**What you are asked to do**
Copy every line that holds "وإصلاح".

**Raw data**
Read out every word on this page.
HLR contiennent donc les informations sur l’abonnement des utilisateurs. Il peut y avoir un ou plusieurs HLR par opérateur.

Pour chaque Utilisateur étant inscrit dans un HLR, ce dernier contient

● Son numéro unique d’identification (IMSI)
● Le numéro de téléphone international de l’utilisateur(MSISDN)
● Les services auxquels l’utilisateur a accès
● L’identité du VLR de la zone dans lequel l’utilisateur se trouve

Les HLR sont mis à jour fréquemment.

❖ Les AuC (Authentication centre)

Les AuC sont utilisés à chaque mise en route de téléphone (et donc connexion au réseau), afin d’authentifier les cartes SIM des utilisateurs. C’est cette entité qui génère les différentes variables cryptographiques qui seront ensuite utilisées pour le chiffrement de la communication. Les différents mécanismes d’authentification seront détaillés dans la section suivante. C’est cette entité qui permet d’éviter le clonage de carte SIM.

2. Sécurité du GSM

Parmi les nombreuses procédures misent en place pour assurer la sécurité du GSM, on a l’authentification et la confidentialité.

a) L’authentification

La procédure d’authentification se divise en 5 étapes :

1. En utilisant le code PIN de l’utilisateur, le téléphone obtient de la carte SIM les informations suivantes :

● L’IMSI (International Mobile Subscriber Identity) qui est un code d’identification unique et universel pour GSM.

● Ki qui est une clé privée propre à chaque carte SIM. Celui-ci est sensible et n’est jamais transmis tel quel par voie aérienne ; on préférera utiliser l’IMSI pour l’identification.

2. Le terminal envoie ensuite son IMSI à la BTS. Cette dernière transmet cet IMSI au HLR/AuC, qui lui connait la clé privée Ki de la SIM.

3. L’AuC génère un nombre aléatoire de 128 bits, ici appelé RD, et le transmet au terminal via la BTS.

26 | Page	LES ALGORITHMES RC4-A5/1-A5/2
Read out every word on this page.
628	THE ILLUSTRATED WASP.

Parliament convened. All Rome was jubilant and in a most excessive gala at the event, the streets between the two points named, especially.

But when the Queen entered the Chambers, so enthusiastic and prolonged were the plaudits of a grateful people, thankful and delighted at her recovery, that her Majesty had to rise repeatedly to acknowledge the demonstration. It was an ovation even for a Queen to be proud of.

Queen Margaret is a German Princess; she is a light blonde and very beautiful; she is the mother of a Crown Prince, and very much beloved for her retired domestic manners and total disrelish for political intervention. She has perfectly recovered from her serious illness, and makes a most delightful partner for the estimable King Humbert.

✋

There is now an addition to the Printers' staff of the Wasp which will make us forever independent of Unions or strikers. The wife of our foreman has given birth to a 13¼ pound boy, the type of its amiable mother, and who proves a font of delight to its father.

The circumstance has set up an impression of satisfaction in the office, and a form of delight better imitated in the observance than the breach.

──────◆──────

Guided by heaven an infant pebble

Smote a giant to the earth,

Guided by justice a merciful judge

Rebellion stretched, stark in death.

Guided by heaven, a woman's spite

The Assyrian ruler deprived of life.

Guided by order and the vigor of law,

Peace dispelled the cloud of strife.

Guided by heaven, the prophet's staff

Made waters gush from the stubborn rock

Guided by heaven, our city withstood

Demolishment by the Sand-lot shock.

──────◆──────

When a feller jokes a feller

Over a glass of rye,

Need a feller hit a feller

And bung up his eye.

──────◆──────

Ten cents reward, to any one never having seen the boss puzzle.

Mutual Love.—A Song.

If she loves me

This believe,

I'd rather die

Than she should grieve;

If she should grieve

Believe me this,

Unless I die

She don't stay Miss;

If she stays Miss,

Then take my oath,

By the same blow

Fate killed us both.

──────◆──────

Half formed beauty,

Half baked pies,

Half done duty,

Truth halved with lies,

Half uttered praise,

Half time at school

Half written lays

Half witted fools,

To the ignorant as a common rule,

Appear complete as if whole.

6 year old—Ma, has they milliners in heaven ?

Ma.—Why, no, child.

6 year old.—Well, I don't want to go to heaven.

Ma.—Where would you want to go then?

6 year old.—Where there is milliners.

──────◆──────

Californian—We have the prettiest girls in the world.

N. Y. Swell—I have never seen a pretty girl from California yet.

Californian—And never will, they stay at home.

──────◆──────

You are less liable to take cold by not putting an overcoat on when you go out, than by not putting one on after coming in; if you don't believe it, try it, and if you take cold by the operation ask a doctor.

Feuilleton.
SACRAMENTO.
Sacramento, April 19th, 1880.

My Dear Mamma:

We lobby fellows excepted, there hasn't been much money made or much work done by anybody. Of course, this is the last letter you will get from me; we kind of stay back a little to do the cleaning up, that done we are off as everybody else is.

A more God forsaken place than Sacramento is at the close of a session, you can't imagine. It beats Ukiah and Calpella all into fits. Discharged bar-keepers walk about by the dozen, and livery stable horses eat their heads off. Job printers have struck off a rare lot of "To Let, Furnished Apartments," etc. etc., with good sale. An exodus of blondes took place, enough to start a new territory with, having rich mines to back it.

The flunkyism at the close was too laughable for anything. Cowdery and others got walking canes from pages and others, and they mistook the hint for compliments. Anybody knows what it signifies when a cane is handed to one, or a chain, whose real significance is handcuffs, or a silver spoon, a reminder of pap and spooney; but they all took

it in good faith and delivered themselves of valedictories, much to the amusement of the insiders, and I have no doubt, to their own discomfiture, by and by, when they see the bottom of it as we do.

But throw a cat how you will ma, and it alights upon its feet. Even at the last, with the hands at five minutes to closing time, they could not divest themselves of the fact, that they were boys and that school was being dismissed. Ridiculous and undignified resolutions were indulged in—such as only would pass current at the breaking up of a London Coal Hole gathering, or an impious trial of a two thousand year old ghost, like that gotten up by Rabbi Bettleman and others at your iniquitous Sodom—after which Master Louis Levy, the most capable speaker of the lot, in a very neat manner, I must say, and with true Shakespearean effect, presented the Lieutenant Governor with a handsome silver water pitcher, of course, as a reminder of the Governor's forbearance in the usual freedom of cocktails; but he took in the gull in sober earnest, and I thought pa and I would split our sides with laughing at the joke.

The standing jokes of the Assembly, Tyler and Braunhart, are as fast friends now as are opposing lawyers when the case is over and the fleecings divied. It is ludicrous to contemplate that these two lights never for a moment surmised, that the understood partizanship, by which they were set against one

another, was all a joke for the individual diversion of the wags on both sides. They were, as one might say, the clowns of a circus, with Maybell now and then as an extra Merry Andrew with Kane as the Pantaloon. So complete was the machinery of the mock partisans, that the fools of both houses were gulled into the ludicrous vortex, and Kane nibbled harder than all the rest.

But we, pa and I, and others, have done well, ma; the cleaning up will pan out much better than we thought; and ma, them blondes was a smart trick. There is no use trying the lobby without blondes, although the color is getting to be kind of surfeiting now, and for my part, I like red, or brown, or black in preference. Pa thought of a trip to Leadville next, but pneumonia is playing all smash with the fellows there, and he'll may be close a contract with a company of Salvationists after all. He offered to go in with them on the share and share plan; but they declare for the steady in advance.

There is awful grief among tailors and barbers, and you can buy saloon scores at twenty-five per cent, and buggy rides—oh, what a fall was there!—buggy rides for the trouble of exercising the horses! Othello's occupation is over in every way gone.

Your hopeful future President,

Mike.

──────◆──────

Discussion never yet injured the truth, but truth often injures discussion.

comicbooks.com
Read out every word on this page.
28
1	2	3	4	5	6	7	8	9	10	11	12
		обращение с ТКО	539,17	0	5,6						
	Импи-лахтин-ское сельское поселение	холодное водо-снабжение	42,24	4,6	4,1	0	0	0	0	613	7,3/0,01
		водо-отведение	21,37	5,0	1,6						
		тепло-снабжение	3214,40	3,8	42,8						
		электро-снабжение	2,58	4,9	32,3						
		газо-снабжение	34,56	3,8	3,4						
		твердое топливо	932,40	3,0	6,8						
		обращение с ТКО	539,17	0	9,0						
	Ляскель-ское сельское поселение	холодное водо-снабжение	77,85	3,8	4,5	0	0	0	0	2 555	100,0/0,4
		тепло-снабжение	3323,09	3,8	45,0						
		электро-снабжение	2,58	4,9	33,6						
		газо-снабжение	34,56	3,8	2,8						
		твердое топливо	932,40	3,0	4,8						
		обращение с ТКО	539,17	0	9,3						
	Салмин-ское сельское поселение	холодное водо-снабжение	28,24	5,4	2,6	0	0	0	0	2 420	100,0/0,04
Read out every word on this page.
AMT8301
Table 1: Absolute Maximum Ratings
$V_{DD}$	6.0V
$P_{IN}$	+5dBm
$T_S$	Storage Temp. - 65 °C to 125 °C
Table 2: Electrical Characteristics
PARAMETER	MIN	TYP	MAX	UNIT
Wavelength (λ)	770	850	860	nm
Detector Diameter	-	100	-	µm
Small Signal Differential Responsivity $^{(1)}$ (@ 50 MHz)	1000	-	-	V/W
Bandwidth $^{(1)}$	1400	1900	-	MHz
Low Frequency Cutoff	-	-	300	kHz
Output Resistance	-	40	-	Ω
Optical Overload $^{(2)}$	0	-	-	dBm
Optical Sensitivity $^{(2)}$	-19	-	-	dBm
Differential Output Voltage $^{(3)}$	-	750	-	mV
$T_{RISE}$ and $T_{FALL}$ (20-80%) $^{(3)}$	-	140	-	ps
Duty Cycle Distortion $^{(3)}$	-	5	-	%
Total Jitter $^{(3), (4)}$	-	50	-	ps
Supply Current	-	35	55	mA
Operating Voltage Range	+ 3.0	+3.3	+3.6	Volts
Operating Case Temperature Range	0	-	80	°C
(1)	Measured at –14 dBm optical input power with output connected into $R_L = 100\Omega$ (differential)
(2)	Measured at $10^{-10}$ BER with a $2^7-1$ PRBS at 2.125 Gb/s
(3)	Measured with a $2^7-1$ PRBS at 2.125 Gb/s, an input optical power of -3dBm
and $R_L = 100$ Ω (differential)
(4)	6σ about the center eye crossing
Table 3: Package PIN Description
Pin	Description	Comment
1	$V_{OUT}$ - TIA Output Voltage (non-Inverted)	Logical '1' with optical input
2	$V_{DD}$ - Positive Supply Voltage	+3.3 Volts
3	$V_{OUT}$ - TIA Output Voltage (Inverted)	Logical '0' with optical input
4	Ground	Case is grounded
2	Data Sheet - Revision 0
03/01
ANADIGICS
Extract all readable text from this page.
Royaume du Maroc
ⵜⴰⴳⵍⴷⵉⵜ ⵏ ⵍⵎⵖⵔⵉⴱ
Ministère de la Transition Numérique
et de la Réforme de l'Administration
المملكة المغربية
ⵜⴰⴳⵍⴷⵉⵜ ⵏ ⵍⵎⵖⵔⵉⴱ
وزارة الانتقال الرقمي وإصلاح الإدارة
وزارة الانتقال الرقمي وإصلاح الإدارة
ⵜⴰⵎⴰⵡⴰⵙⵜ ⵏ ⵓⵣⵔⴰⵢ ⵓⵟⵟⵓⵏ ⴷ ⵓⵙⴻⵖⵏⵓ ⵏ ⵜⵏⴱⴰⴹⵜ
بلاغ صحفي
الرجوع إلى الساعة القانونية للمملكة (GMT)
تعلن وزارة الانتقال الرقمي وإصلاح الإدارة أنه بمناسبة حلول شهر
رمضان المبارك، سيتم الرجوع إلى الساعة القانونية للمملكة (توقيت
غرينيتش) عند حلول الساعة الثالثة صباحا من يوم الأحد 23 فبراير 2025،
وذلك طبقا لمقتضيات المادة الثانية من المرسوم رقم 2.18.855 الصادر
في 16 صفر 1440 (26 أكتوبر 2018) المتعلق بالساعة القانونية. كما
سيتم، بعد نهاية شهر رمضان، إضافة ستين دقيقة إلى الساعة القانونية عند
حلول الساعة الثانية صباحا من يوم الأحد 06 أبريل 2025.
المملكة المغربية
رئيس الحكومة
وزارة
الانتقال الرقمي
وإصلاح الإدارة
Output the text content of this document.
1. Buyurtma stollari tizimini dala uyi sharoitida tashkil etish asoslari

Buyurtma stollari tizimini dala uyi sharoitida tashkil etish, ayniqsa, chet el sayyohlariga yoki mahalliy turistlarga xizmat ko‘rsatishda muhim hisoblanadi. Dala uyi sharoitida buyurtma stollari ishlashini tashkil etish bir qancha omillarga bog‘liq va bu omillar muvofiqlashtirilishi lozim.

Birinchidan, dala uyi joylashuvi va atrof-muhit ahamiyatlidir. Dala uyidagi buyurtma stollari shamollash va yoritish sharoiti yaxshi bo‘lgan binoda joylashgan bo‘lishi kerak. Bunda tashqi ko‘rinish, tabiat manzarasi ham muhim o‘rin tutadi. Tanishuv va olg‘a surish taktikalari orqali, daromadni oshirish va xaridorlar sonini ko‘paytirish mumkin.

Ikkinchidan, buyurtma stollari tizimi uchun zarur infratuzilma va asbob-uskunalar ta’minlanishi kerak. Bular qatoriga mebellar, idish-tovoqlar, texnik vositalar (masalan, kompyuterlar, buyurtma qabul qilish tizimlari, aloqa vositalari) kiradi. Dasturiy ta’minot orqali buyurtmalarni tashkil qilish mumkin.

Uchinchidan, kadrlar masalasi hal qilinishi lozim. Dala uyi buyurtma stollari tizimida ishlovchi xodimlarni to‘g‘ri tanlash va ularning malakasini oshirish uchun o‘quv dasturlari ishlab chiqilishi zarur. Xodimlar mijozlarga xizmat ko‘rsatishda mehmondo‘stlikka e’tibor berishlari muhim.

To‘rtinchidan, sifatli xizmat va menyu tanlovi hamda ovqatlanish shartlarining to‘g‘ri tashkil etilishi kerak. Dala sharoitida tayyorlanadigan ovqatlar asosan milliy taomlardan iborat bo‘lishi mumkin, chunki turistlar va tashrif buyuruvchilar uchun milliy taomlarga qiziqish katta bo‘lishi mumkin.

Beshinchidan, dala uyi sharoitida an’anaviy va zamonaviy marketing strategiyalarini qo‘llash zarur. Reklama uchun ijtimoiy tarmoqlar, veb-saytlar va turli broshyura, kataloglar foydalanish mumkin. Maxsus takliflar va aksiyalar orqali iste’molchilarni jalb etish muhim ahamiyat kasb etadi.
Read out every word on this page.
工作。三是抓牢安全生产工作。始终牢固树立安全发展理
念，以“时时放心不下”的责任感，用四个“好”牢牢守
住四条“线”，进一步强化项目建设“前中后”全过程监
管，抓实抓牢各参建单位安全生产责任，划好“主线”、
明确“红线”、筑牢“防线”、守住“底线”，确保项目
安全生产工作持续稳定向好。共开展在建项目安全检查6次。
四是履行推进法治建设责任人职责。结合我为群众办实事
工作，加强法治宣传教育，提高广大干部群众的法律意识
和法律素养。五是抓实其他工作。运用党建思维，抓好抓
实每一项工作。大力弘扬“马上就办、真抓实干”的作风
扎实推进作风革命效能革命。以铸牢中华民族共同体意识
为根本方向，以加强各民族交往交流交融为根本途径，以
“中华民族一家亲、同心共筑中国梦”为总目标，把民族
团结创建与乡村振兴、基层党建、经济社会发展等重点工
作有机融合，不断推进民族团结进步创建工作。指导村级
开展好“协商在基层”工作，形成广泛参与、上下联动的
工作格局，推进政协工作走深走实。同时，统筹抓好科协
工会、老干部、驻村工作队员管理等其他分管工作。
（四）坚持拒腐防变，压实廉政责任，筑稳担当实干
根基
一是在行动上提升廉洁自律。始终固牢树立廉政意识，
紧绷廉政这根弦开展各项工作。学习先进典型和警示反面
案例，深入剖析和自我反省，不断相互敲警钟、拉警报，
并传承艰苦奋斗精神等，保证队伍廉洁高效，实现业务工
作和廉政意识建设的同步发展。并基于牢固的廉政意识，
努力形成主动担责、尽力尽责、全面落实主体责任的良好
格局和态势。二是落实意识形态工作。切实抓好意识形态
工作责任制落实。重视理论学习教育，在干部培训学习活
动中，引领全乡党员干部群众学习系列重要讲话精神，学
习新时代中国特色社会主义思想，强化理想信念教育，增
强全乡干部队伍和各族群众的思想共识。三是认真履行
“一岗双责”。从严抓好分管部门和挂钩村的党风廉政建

**Answer below**
وزارة الانتقال الرقمي وإصلاح الإدارة
وزارة الانتقال الرقمي وإصلاح الإدارة
تعلن وزارة الانتقال الرقمي وإصلاح الإدارة أنه بمناسبة حلول شهر
وإصلاح الإدارة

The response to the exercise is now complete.